◆ **Goal**:
Transcribe every line of the listing below without any deviation.

◆ **Entries from a dataset**:
- - - - -
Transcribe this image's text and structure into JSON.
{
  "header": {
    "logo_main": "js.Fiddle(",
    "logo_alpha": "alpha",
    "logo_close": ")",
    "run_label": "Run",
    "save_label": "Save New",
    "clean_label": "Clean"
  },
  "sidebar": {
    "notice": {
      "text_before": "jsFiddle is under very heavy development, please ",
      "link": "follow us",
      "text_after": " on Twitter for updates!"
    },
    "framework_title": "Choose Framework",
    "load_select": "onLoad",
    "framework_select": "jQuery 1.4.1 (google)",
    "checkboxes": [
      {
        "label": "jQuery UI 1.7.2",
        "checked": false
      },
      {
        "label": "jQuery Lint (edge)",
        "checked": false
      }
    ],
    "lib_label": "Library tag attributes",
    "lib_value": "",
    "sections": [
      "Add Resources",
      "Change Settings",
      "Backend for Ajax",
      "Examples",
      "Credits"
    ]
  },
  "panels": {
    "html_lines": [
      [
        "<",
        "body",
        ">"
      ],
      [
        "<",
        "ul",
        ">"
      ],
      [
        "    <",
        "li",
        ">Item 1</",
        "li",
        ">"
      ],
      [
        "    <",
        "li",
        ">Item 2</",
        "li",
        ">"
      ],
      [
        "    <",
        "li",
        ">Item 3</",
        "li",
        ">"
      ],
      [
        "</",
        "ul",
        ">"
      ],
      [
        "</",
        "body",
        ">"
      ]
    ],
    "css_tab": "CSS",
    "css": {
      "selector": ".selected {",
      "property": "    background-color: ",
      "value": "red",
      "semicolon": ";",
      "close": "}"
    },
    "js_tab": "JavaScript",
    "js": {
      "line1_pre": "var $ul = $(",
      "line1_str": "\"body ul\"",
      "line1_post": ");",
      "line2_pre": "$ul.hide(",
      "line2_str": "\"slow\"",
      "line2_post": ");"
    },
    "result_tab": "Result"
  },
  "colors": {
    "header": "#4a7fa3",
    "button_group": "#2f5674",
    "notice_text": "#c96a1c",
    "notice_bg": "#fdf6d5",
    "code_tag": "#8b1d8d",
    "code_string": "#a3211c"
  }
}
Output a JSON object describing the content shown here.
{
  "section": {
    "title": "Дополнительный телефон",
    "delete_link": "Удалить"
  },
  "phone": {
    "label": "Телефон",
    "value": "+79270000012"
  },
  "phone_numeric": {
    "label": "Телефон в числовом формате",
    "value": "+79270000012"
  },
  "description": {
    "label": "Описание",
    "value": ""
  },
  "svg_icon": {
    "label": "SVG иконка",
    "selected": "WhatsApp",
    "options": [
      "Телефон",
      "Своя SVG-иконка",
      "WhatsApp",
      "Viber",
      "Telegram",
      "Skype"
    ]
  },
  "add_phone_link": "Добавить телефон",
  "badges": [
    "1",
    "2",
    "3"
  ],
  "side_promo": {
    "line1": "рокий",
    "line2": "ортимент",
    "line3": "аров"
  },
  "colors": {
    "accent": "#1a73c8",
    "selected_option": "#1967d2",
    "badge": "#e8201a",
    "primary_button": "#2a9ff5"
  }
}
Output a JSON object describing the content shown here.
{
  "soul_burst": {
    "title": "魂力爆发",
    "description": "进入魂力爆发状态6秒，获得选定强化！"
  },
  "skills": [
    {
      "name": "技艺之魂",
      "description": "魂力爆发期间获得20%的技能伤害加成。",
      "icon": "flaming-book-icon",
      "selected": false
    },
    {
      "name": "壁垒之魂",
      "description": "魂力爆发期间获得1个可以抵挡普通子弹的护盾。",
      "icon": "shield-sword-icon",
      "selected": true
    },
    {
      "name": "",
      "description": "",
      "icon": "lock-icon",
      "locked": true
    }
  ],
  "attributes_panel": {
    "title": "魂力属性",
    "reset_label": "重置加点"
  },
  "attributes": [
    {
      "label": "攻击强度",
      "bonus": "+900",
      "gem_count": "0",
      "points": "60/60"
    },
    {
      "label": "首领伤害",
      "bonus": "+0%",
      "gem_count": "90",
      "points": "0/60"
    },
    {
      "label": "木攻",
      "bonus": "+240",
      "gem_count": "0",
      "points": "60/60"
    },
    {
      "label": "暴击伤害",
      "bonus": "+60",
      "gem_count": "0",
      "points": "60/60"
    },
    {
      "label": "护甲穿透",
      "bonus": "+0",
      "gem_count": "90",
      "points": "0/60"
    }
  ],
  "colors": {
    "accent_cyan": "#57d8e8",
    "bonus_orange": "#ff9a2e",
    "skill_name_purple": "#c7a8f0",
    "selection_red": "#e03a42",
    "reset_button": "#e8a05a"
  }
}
- - - - -
◆ **Exercise answer**:
Transcribe this image's text and structure into JSON.
{
  "header": {
    "logo_main": "js.Fiddle(",
    "logo_alpha": "alpha",
    "logo_close": ")",
    "run_label": "Run",
    "save_label": "Save New",
    "clean_label": "Clean"
  },
  "sidebar": {
    "notice": {
      "text_before": "jsFiddle is under very heavy development, please ",
      "link": "follow us",
      "text_after": " on Twitter for updates!"
    },
    "framework_title": "Choose Framework",
    "load_select": "onLoad",
    "framework_select": "jQuery 1.4.1 (google)",
    "checkboxes": [
      {
        "label": "jQuery UI 1.7.2",
        "checked": false
      },
      {
        "label": "jQuery Lint (edge)",
        "checked": false
      }
    ],
    "lib_label": "Library tag attributes",
    "lib_value": "",
    "sections": [
      "Add Resources",
      "Change Settings",
      "Backend for Ajax",
      "Examples",
      "Credits"
    ]
  },
  "panels": {
    "html_lines": [
      [
        "<",
        "body",
        ">"
      ],
      [
        "<",
        "ul",
        ">"
      ],
      [
        "    <",
        "li",
        ">Item 1</",
        "li",
        ">"
      ],
      [
        "    <",
        "li",
        ">Item 2</",
        "li",
        ">"
      ],
      [
        "    <",
        "li",
        ">Item 3</",
        "li",
        ">"
      ],
      [
        "</",
        "ul",
        ">"
      ],
      [
        "</",
        "body",
        ">"
      ]
    ],
    "css_tab": "CSS",
    "css": {
      "selector": ".selected {",
      "property": "    background-color: ",
      "value": "red",
      "semicolon": ";",
      "close": "}"
    },
    "js_tab": "JavaScript",
    "js": {
      "line1_pre": "var $ul = $(",
      "line1_str": "\"body ul\"",
      "line1_post": ");",
      "line2_pre": "$ul.hide(",
      "line2_str": "\"slow\"",
      "line2_post": ");"
    },
    "result_tab": "Result"
  },
  "colors": {
    "header": "#4a7fa3",
    "button_group": "#2f5674",
    "notice_text": "#c96a1c",
    "notice_bg": "#fdf6d5",
    "code_tag": "#8b1d8d",
    "code_string": "#a3211c"
  }
}
Output a JSON object describing the content shown here.
{
  "section": {
    "title": "Дополнительный телефон",
    "delete_link": "Удалить"
  },
  "phone": {
    "label": "Телефон",
    "value": "+79270000012"
  },
  "phone_numeric": {
    "label": "Телефон в числовом формате",
    "value": "+79270000012"
  },
  "description": {
    "label": "Описание",
    "value": ""
  },
  "svg_icon": {
    "label": "SVG иконка",
    "selected": "WhatsApp",
    "options": [
      "Телефон",
      "Своя SVG-иконка",
      "WhatsApp",
      "Viber",
      "Telegram",
      "Skype"
    ]
  },
  "add_phone_link": "Добавить телефон",
  "badges": [
    "1",
    "2",
    "3"
  ],
  "side_promo": {
    "line1": "рокий",
    "line2": "ортимент",
    "line3": "аров"
  },
  "colors": {
    "accent": "#1a73c8",
    "selected_option": "#1967d2",
    "badge": "#e8201a",
    "primary_button": "#2a9ff5"
  }
}
Output a JSON object describing the content shown here.
{
  "soul_burst": {
    "title": "魂力爆发",
    "description": "进入魂力爆发状态6秒，获得选定强化！"
  },
  "skills": [
    {
      "name": "技艺之魂",
      "description": "魂力爆发期间获得20%的技能伤害加成。",
      "icon": "flaming-book-icon",
      "selected": false
    },
    {
      "name": "壁垒之魂",
      "description": "魂力爆发期间获得1个可以抵挡普通子弹的护盾。",
      "icon": "shield-sword-icon",
      "selected": true
    },
    {
      "name": "",
      "description": "",
      "icon": "lock-icon",
      "locked": true
    }
  ],
  "attributes_panel": {
    "title": "魂力属性",
    "reset_label": "重置加点"
  },
  "attributes": [
    {
      "label": "攻击强度",
      "bonus": "+900",
      "gem_count": "0",
      "points": "60/60"
    },
    {
      "label": "首领伤害",
      "bonus": "+0%",
      "gem_count": "90",
      "points": "0/60"
    },
    {
      "label": "木攻",
      "bonus": "+240",
      "gem_count": "0",
      "points": "60/60"
    },
    {
      "label": "暴击伤害",
      "bonus": "+60",
      "gem_count": "0",
      "points": "60/60"
    },
    {
      "label": "护甲穿透",
      "bonus": "+0",
      "gem_count": "90",
      "points": "0/60"
    }
  ],
  "colors": {
    "accent_cyan": "#57d8e8",
    "bonus_orange": "#ff9a2e",
    "skill_name_purple": "#c7a8f0",
    "selection_red": "#e03a42",
    "reset_button": "#e8a05a"
  }
}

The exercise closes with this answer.